Data records
== == ==

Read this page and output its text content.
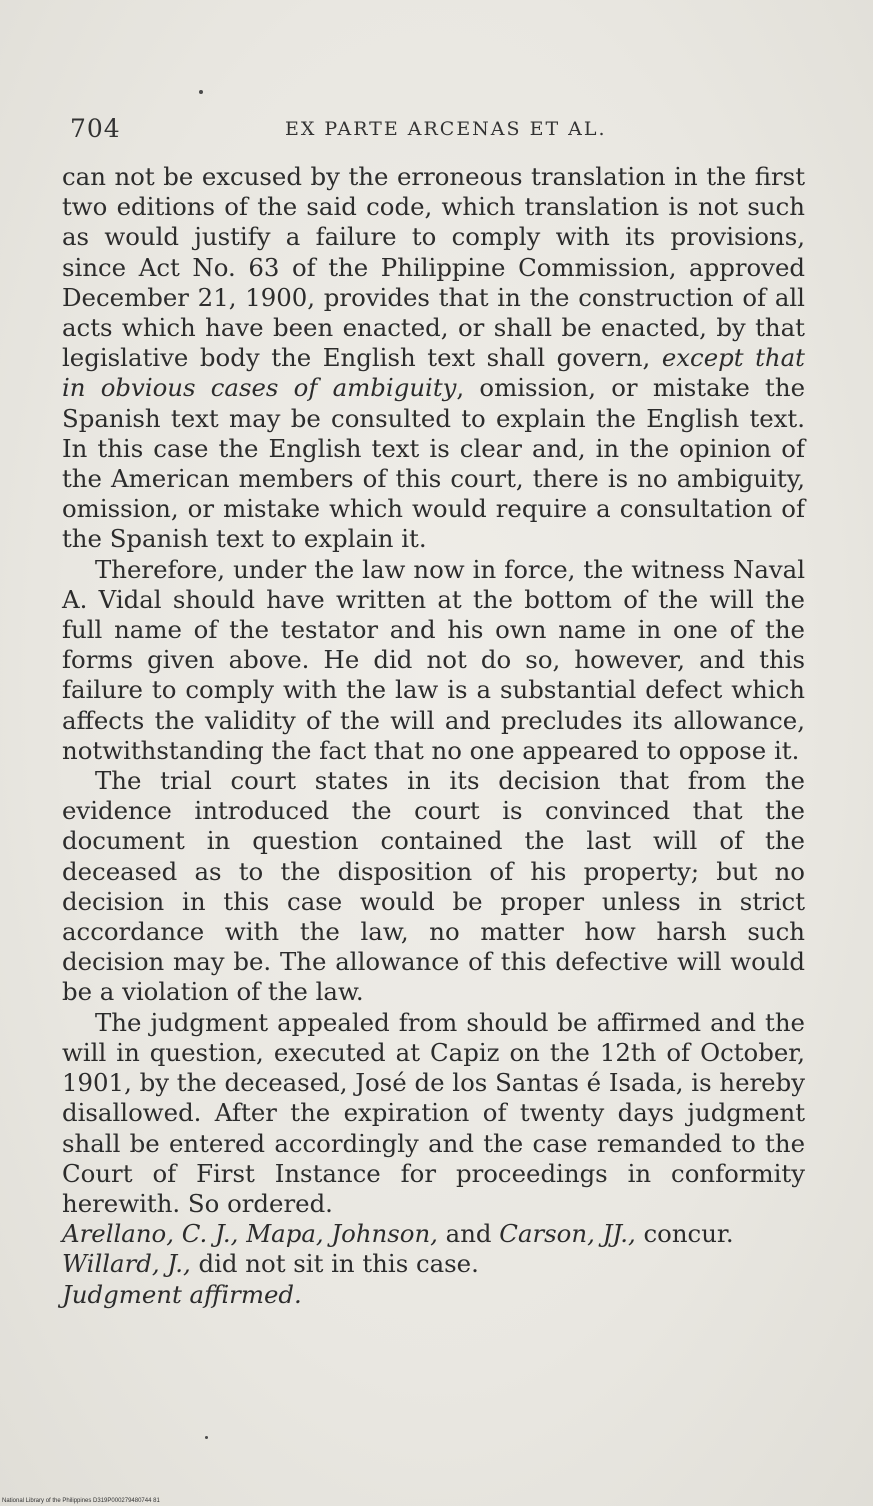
704	EX PARTE ARCENAS ET AL.

can not be excused by the erroneous translation in the first two editions of the said code, which translation is not such as would justify a failure to comply with its provisions, since Act No. 63 of the Philippine Commission, approved December 21, 1900, provides that in the construction of all acts which have been enacted, or shall be enacted, by that legislative body the English text shall govern, except that in obvious cases of ambiguity, omission, or mistake the Spanish text may be consulted to explain the English text. In this case the English text is clear and, in the opinion of the American members of this court, there is no ambiguity, omission, or mistake which would require a consultation of the Spanish text to explain it.

Therefore, under the law now in force, the witness Naval A. Vidal should have written at the bottom of the will the full name of the testator and his own name in one of the forms given above. He did not do so, however, and this failure to comply with the law is a substantial defect which affects the validity of the will and precludes its allowance, notwithstanding the fact that no one appeared to oppose it.

The trial court states in its decision that from the evidence introduced the court is convinced that the document in question contained the last will of the deceased as to the disposition of his property; but no decision in this case would be proper unless in strict accordance with the law, no matter how harsh such decision may be. The allowance of this defective will would be a violation of the law.

The judgment appealed from should be affirmed and the will in question, executed at Capiz on the 12th of October, 1901, by the deceased, José de los Santas é Isada, is hereby disallowed. After the expiration of twenty days judgment shall be entered accordingly and the case remanded to the Court of First Instance for proceedings in conformity herewith. So ordered.

Arellano, C. J., Mapa, Johnson, and Carson, JJ., concur.

Willard, J., did not sit in this case.

Judgment affirmed.

National Library of the Philippines D319P000279480744 81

== == ==

→ WHAT TO DO: Repeat verbatim all the material, but not the pictures.

→ EXERCISE SOLUTION:
Read this page and output its text content.
704	EX PARTE ARCENAS ET AL.

can not be excused by the erroneous translation in the first two editions of the said code, which translation is not such as would justify a failure to comply with its provisions, since Act No. 63 of the Philippine Commission, approved December 21, 1900, provides that in the construction of all acts which have been enacted, or shall be enacted, by that legislative body the English text shall govern, except that in obvious cases of ambiguity, omission, or mistake the Spanish text may be consulted to explain the English text. In this case the English text is clear and, in the opinion of the American members of this court, there is no ambiguity, omission, or mistake which would require a consultation of the Spanish text to explain it.

Therefore, under the law now in force, the witness Naval A. Vidal should have written at the bottom of the will the full name of the testator and his own name in one of the forms given above. He did not do so, however, and this failure to comply with the law is a substantial defect which affects the validity of the will and precludes its allowance, notwithstanding the fact that no one appeared to oppose it.

The trial court states in its decision that from the evidence introduced the court is convinced that the document in question contained the last will of the deceased as to the disposition of his property; but no decision in this case would be proper unless in strict accordance with the law, no matter how harsh such decision may be. The allowance of this defective will would be a violation of the law.

The judgment appealed from should be affirmed and the will in question, executed at Capiz on the 12th of October, 1901, by the deceased, José de los Santas é Isada, is hereby disallowed. After the expiration of twenty days judgment shall be entered accordingly and the case remanded to the Court of First Instance for proceedings in conformity herewith. So ordered.

Arellano, C. J., Mapa, Johnson, and Carson, JJ., concur.

Willard, J., did not sit in this case.

Judgment affirmed.

National Library of the Philippines D319P000279480744 81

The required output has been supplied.